Exercise instructions
Copy every line of the material below word for word.

Data for this task
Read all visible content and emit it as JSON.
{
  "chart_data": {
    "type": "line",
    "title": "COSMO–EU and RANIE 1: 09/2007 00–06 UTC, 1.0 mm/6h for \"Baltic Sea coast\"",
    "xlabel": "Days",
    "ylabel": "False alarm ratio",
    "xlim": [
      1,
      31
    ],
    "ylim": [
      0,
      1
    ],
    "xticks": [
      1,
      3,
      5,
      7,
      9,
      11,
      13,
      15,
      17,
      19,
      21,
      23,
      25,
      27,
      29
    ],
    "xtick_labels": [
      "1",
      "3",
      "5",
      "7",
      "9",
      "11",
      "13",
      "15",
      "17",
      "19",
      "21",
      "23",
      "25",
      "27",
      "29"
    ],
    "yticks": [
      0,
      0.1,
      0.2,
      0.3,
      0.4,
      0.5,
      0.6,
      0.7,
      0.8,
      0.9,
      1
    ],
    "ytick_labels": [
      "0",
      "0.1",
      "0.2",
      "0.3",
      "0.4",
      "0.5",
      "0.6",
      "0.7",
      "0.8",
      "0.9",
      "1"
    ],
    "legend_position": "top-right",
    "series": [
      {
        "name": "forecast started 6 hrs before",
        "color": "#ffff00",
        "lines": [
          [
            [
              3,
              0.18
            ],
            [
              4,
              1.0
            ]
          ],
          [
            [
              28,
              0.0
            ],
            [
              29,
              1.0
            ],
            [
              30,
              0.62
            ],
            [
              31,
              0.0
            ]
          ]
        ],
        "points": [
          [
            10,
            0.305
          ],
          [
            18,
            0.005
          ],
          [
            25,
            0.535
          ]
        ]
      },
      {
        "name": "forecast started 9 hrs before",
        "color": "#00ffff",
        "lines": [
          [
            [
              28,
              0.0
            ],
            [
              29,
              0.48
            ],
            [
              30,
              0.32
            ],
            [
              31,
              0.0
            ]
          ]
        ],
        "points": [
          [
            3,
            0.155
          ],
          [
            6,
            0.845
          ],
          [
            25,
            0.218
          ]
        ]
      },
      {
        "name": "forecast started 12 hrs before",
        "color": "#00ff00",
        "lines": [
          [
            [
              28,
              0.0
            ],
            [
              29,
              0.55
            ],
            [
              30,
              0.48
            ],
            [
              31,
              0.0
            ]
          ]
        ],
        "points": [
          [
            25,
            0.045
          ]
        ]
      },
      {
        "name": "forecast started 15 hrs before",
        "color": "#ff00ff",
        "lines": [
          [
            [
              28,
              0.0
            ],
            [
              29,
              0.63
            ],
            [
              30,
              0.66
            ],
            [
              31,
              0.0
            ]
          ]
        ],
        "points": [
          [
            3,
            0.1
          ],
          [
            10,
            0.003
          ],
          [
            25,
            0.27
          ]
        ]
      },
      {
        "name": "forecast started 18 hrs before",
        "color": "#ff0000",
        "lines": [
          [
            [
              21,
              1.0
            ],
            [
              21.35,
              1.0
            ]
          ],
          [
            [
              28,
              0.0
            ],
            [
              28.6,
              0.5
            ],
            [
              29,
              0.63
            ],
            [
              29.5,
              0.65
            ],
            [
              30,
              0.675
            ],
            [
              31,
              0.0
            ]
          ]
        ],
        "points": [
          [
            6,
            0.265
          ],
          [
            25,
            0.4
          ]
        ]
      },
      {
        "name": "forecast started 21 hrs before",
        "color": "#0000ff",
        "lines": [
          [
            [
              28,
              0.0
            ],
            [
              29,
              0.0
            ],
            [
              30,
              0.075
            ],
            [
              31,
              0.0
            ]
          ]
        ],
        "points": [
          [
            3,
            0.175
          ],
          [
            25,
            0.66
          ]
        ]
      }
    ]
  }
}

Result below
Read all visible content and emit it as JSON.
{
  "chart_data": {
    "type": "line",
    "title": "COSMO–EU and RANIE 1: 09/2007 00–06 UTC, 1.0 mm/6h for \"Baltic Sea coast\"",
    "xlabel": "Days",
    "ylabel": "False alarm ratio",
    "xlim": [
      1,
      31
    ],
    "ylim": [
      0,
      1
    ],
    "xticks": [
      1,
      3,
      5,
      7,
      9,
      11,
      13,
      15,
      17,
      19,
      21,
      23,
      25,
      27,
      29
    ],
    "xtick_labels": [
      "1",
      "3",
      "5",
      "7",
      "9",
      "11",
      "13",
      "15",
      "17",
      "19",
      "21",
      "23",
      "25",
      "27",
      "29"
    ],
    "yticks": [
      0,
      0.1,
      0.2,
      0.3,
      0.4,
      0.5,
      0.6,
      0.7,
      0.8,
      0.9,
      1
    ],
    "ytick_labels": [
      "0",
      "0.1",
      "0.2",
      "0.3",
      "0.4",
      "0.5",
      "0.6",
      "0.7",
      "0.8",
      "0.9",
      "1"
    ],
    "legend_position": "top-right",
    "series": [
      {
        "name": "forecast started 6 hrs before",
        "color": "#ffff00",
        "lines": [
          [
            [
              3,
              0.18
            ],
            [
              4,
              1.0
            ]
          ],
          [
            [
              28,
              0.0
            ],
            [
              29,
              1.0
            ],
            [
              30,
              0.62
            ],
            [
              31,
              0.0
            ]
          ]
        ],
        "points": [
          [
            10,
            0.305
          ],
          [
            18,
            0.005
          ],
          [
            25,
            0.535
          ]
        ]
      },
      {
        "name": "forecast started 9 hrs before",
        "color": "#00ffff",
        "lines": [
          [
            [
              28,
              0.0
            ],
            [
              29,
              0.48
            ],
            [
              30,
              0.32
            ],
            [
              31,
              0.0
            ]
          ]
        ],
        "points": [
          [
            3,
            0.155
          ],
          [
            6,
            0.845
          ],
          [
            25,
            0.218
          ]
        ]
      },
      {
        "name": "forecast started 12 hrs before",
        "color": "#00ff00",
        "lines": [
          [
            [
              28,
              0.0
            ],
            [
              29,
              0.55
            ],
            [
              30,
              0.48
            ],
            [
              31,
              0.0
            ]
          ]
        ],
        "points": [
          [
            25,
            0.045
          ]
        ]
      },
      {
        "name": "forecast started 15 hrs before",
        "color": "#ff00ff",
        "lines": [
          [
            [
              28,
              0.0
            ],
            [
              29,
              0.63
            ],
            [
              30,
              0.66
            ],
            [
              31,
              0.0
            ]
          ]
        ],
        "points": [
          [
            3,
            0.1
          ],
          [
            10,
            0.003
          ],
          [
            25,
            0.27
          ]
        ]
      },
      {
        "name": "forecast started 18 hrs before",
        "color": "#ff0000",
        "lines": [
          [
            [
              21,
              1.0
            ],
            [
              21.35,
              1.0
            ]
          ],
          [
            [
              28,
              0.0
            ],
            [
              28.6,
              0.5
            ],
            [
              29,
              0.63
            ],
            [
              29.5,
              0.65
            ],
            [
              30,
              0.675
            ],
            [
              31,
              0.0
            ]
          ]
        ],
        "points": [
          [
            6,
            0.265
          ],
          [
            25,
            0.4
          ]
        ]
      },
      {
        "name": "forecast started 21 hrs before",
        "color": "#0000ff",
        "lines": [
          [
            [
              28,
              0.0
            ],
            [
              29,
              0.0
            ],
            [
              30,
              0.075
            ],
            [
              31,
              0.0
            ]
          ]
        ],
        "points": [
          [
            3,
            0.175
          ],
          [
            25,
            0.66
          ]
        ]
      }
    ]
  }
}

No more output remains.